*EXERCISE INSTRUCTIONS*: Wherever "color" appears in a line, list that line.

***** RECORDED INFORMATION *****

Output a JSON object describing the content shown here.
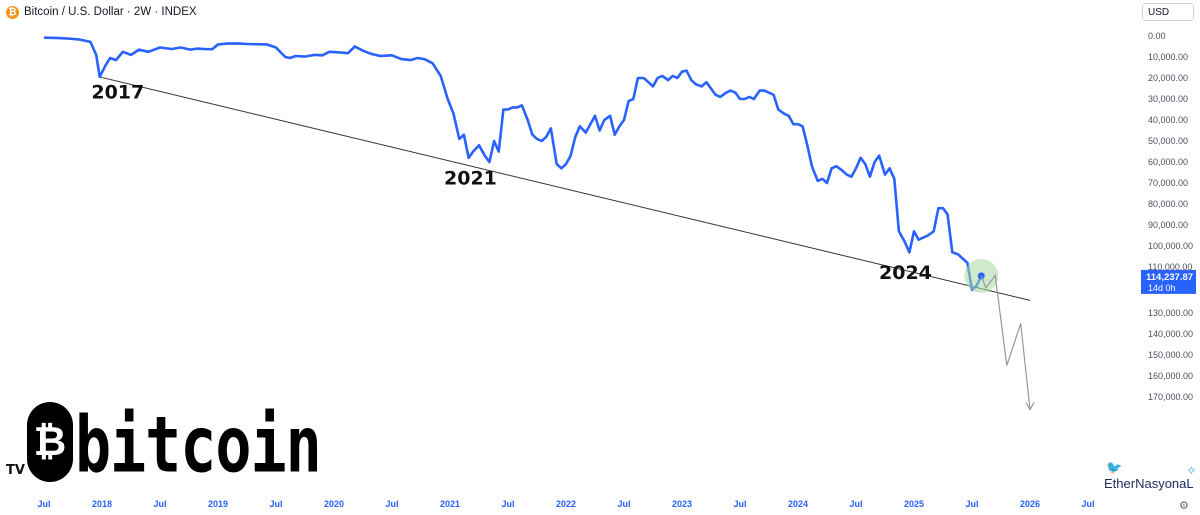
{
  "header": {
    "symbol_glyph": "₿",
    "title": "Bitcoin / U.S. Dollar · 2W · INDEX",
    "currency": "USD"
  },
  "chart_data": {
    "type": "line",
    "y_inverted": true,
    "ylim": [
      -3000,
      178000
    ],
    "y_ticks": [
      "0.00",
      "10,000.00",
      "20,000.00",
      "30,000.00",
      "40,000.00",
      "50,000.00",
      "60,000.00",
      "70,000.00",
      "80,000.00",
      "90,000.00",
      "100,000.00",
      "110,000.00",
      "130,000.00",
      "140,000.00",
      "150,000.00",
      "160,000.00",
      "170,000.00"
    ],
    "y_tick_values": [
      0,
      10000,
      20000,
      30000,
      40000,
      50000,
      60000,
      70000,
      80000,
      90000,
      100000,
      110000,
      130000,
      140000,
      150000,
      160000,
      170000
    ],
    "x_ticks": [
      "Jul",
      "2018",
      "Jul",
      "2019",
      "Jul",
      "2020",
      "Jul",
      "2021",
      "Jul",
      "2022",
      "Jul",
      "2023",
      "Jul",
      "2024",
      "Jul",
      "2025",
      "Jul",
      "2026",
      "Jul"
    ],
    "x_tick_values": [
      2017.5,
      2018,
      2018.5,
      2019,
      2019.5,
      2020,
      2020.5,
      2021,
      2021.5,
      2022,
      2022.5,
      2023,
      2023.5,
      2024,
      2024.5,
      2025,
      2025.5,
      2026,
      2026.5
    ],
    "xlim": [
      2017.5,
      2026.5
    ],
    "series": [
      {
        "color": "#2962ff",
        "points": [
          [
            2017.5,
            800
          ],
          [
            2017.6,
            900
          ],
          [
            2017.7,
            1200
          ],
          [
            2017.8,
            1600
          ],
          [
            2017.9,
            2800
          ],
          [
            2017.95,
            9000
          ],
          [
            2017.98,
            19500
          ],
          [
            2018.03,
            14000
          ],
          [
            2018.07,
            10500
          ],
          [
            2018.12,
            11500
          ],
          [
            2018.18,
            7500
          ],
          [
            2018.25,
            9000
          ],
          [
            2018.32,
            6500
          ],
          [
            2018.4,
            7500
          ],
          [
            2018.5,
            5500
          ],
          [
            2018.6,
            6200
          ],
          [
            2018.68,
            5500
          ],
          [
            2018.76,
            6500
          ],
          [
            2018.82,
            6000
          ],
          [
            2018.88,
            6200
          ],
          [
            2018.95,
            6300
          ],
          [
            2019.0,
            4000
          ],
          [
            2019.08,
            3600
          ],
          [
            2019.17,
            3500
          ],
          [
            2019.25,
            3800
          ],
          [
            2019.33,
            3900
          ],
          [
            2019.42,
            4000
          ],
          [
            2019.5,
            5500
          ],
          [
            2019.58,
            10000
          ],
          [
            2019.62,
            10500
          ],
          [
            2019.67,
            9500
          ],
          [
            2019.75,
            9800
          ],
          [
            2019.83,
            9000
          ],
          [
            2019.9,
            9200
          ],
          [
            2019.96,
            7500
          ],
          [
            2020.05,
            7800
          ],
          [
            2020.12,
            8200
          ],
          [
            2020.18,
            5000
          ],
          [
            2020.25,
            7000
          ],
          [
            2020.32,
            8500
          ],
          [
            2020.4,
            9500
          ],
          [
            2020.5,
            9200
          ],
          [
            2020.58,
            11000
          ],
          [
            2020.66,
            11500
          ],
          [
            2020.72,
            10500
          ],
          [
            2020.78,
            11000
          ],
          [
            2020.85,
            13000
          ],
          [
            2020.92,
            19000
          ],
          [
            2020.98,
            30000
          ],
          [
            2021.03,
            37000
          ],
          [
            2021.08,
            49000
          ],
          [
            2021.12,
            47000
          ],
          [
            2021.16,
            58000
          ],
          [
            2021.2,
            55000
          ],
          [
            2021.25,
            52000
          ],
          [
            2021.3,
            57000
          ],
          [
            2021.34,
            60000
          ],
          [
            2021.38,
            50000
          ],
          [
            2021.42,
            55000
          ],
          [
            2021.46,
            35000
          ],
          [
            2021.5,
            35000
          ],
          [
            2021.54,
            34000
          ],
          [
            2021.58,
            34000
          ],
          [
            2021.62,
            33000
          ],
          [
            2021.67,
            40000
          ],
          [
            2021.71,
            47000
          ],
          [
            2021.75,
            49000
          ],
          [
            2021.79,
            50000
          ],
          [
            2021.83,
            48000
          ],
          [
            2021.87,
            44000
          ],
          [
            2021.92,
            61000
          ],
          [
            2021.96,
            63000
          ],
          [
            2022.0,
            61000
          ],
          [
            2022.04,
            57000
          ],
          [
            2022.08,
            48000
          ],
          [
            2022.12,
            43000
          ],
          [
            2022.17,
            46000
          ],
          [
            2022.21,
            42000
          ],
          [
            2022.25,
            38000
          ],
          [
            2022.29,
            45000
          ],
          [
            2022.33,
            40000
          ],
          [
            2022.38,
            38000
          ],
          [
            2022.42,
            47000
          ],
          [
            2022.46,
            43000
          ],
          [
            2022.5,
            40000
          ],
          [
            2022.54,
            31000
          ],
          [
            2022.58,
            30000
          ],
          [
            2022.62,
            20000
          ],
          [
            2022.67,
            20000
          ],
          [
            2022.71,
            22000
          ],
          [
            2022.75,
            24000
          ],
          [
            2022.79,
            20000
          ],
          [
            2022.83,
            19000
          ],
          [
            2022.88,
            21000
          ],
          [
            2022.92,
            19000
          ],
          [
            2022.96,
            20000
          ],
          [
            2023.0,
            17000
          ],
          [
            2023.04,
            16500
          ],
          [
            2023.08,
            21000
          ],
          [
            2023.12,
            23000
          ],
          [
            2023.17,
            24000
          ],
          [
            2023.21,
            22000
          ],
          [
            2023.25,
            25000
          ],
          [
            2023.29,
            28000
          ],
          [
            2023.33,
            29000
          ],
          [
            2023.38,
            27000
          ],
          [
            2023.42,
            26000
          ],
          [
            2023.46,
            27000
          ],
          [
            2023.5,
            30000
          ],
          [
            2023.54,
            30000
          ],
          [
            2023.58,
            29000
          ],
          [
            2023.62,
            30000
          ],
          [
            2023.67,
            26000
          ],
          [
            2023.71,
            26000
          ],
          [
            2023.75,
            27000
          ],
          [
            2023.79,
            28000
          ],
          [
            2023.83,
            35000
          ],
          [
            2023.88,
            37000
          ],
          [
            2023.92,
            38000
          ],
          [
            2023.96,
            42000
          ],
          [
            2024.0,
            42000
          ],
          [
            2024.04,
            43000
          ],
          [
            2024.08,
            52000
          ],
          [
            2024.12,
            62000
          ],
          [
            2024.17,
            69000
          ],
          [
            2024.21,
            68000
          ],
          [
            2024.25,
            70000
          ],
          [
            2024.29,
            63000
          ],
          [
            2024.33,
            62000
          ],
          [
            2024.38,
            64000
          ],
          [
            2024.42,
            66000
          ],
          [
            2024.46,
            67000
          ],
          [
            2024.5,
            63000
          ],
          [
            2024.54,
            58000
          ],
          [
            2024.58,
            61000
          ],
          [
            2024.62,
            67000
          ],
          [
            2024.66,
            60000
          ],
          [
            2024.7,
            57000
          ],
          [
            2024.75,
            66000
          ],
          [
            2024.79,
            63000
          ],
          [
            2024.83,
            68000
          ],
          [
            2024.87,
            93000
          ],
          [
            2024.92,
            98000
          ],
          [
            2024.96,
            103000
          ],
          [
            2025.0,
            93000
          ],
          [
            2025.04,
            97000
          ],
          [
            2025.08,
            96000
          ],
          [
            2025.12,
            95000
          ],
          [
            2025.17,
            93000
          ],
          [
            2025.21,
            82000
          ],
          [
            2025.25,
            82000
          ],
          [
            2025.29,
            85000
          ],
          [
            2025.33,
            103000
          ],
          [
            2025.38,
            104000
          ],
          [
            2025.42,
            106000
          ],
          [
            2025.46,
            108000
          ],
          [
            2025.5,
            119000
          ],
          [
            2025.54,
            117000
          ],
          [
            2025.58,
            114237
          ]
        ]
      }
    ],
    "trendline": {
      "color": "#333333",
      "from": [
        2017.98,
        19500
      ],
      "to": [
        2026.0,
        124000
      ]
    },
    "projection": {
      "color": "#999999",
      "points": [
        [
          2025.58,
          114237
        ],
        [
          2025.62,
          118000
        ],
        [
          2025.7,
          114000
        ],
        [
          2025.8,
          155000
        ],
        [
          2025.92,
          135000
        ],
        [
          2026.0,
          176000
        ]
      ]
    },
    "annotations": [
      {
        "text": "2017",
        "x": 2017.96,
        "y": 24000
      },
      {
        "text": "2021",
        "x": 2021.0,
        "y": 65000
      },
      {
        "text": "2024",
        "x": 2024.75,
        "y": 110000
      }
    ],
    "last_price": {
      "value": "114,237.87",
      "countdown": "14d 0h",
      "color": "#2962ff"
    }
  },
  "logo": {
    "tv_mark": "TV",
    "glyph": "₿",
    "word": "bitcoin"
  },
  "brand": {
    "name": "EtherNasyonaL",
    "bird_icon": "bird-icon"
  }
}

*****

*EXERCISE OUTPUT*:
        "color": "#2962ff",
      "color": "#333333",
      "color": "#999999",
      "color": "#2962ff"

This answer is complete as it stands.